▶ Attività da svolgere:
(1) Trascrivi il passo del testo sulla comunicazione che parte da "La comunicazione serve" e arriva fino a "linguistico ed esperienziale.".
(2) Riprendi il testo sulla comunicazione e proseguilo a partire dalla sua ultima frase.
====== Testo di partenza ======
Una piccola premessa per come vedo la comunicazione
Per poter parlare con qualcuno occorre vi sia uno scambio comunicativo, la comunicazione infatti consiste nel trasferire informazioni da un soggetto A ad uno B e viceversa.
La comunicazione serve a trasformare A e B in qualcosa diverso, più evoluto, dovuto all’apprendimento che la comunicazione stessa porta.
Ora perchè il giochino funzioni sia A che B devono essere in stato ricettivo, che significa essere disposti a cambiare. Il flusso di comunicazione tra A e B può avvenire attraverso canali simmetrici (entrambi usano lo stesso media) o asimmetrici, e possono essere sincroni o non sincroni. ma solo i canali sincroni richiedono un allineamento diretto linguistico ed esperienziale.
A seconda del media A e B avranno interazioni diverse: univoche o biunivoche, asimmetriche o …
ok sto divagando come al solito.
====== Dati registrati ======
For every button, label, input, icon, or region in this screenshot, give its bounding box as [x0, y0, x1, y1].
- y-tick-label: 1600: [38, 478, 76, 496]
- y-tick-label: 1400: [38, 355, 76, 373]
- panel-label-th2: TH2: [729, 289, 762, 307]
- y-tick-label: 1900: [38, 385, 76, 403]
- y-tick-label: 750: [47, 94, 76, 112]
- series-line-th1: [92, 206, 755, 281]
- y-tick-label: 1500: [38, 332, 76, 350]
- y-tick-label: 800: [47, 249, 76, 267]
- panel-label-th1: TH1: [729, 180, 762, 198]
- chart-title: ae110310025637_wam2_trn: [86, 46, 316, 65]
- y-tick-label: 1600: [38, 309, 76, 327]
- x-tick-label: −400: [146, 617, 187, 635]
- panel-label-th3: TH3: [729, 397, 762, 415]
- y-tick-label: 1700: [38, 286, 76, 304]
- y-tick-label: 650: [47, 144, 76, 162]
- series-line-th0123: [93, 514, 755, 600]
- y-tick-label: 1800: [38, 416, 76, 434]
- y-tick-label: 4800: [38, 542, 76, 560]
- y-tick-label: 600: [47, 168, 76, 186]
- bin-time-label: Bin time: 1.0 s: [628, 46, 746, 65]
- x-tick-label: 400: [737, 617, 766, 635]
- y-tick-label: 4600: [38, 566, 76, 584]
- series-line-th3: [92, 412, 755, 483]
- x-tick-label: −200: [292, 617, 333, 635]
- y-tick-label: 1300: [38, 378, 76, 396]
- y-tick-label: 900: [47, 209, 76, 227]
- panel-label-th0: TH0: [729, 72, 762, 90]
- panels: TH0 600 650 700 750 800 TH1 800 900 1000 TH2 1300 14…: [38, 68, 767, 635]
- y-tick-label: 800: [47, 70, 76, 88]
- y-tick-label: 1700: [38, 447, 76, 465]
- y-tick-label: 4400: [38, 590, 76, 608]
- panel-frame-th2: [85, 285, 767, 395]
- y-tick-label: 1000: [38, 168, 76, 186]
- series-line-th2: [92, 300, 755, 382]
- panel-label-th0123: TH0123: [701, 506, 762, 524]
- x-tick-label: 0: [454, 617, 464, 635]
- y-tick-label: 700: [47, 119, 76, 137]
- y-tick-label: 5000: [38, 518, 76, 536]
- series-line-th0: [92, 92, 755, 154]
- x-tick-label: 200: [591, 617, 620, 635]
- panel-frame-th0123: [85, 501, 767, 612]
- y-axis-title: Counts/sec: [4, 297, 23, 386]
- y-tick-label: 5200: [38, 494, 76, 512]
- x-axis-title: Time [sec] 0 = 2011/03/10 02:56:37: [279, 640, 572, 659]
======
▶ Risposte ai compiti:
(1)
La comunicazione serve a trasformare A e B in qualcosa diverso, più evoluto, dovuto all’apprendimento che la comunicazione stessa porta.
Ora perchè il giochino funzioni sia A che B devono essere in stato ricettivo, che significa essere disposti a cambiare. Il flusso di comunicazione tra A e B può avvenire attraverso canali simmetrici (entrambi usano lo stesso media) o asimmetrici, e possono essere sincroni o non sincroni. ma solo i canali sincroni richiedono un allineamento diretto linguistico ed esperienziale.

(2)
Nei social la comunicazione non è quasi mai sincrona (salvo forse, le chat) ed è per larga parte asimmetrica uno scrive un post e gli altri rispondono. le risposte non hanno la stessa natura del post, che rimane il riferimento oggettivo della sequenza della comunicazione.
Questi due elementi rendono possibile per A e B non instaurare un protocollo di comunicazione diretto, né in termini linguistici né in termini esperienziali. Il risultato che A e B non stanno necessariamente comunicando tra di loro, ne che tale trasferimento di informazioni sia oggettivamente possibile.
Torniamo alla verità
In un meccanismo di comunicazione i due soggetti devono essere aperti al dialogo ed al trasferimento di conoscenze.
Questo non significa che si deve assumere vero o non discutibile quanto trasferito durante il processo, ma che si deve, per quanto possibile, fare riferimento alla propria esperienza ed alla proiezione che si ha della esperienza altrui per effettuare una analisi critica dei contenuti trasferiti.
Questo richiede da un lato che chi riceve sia aperto a capire e chi trasmette sia cosciente che il proprio messaggio potrebbe non essere compreso.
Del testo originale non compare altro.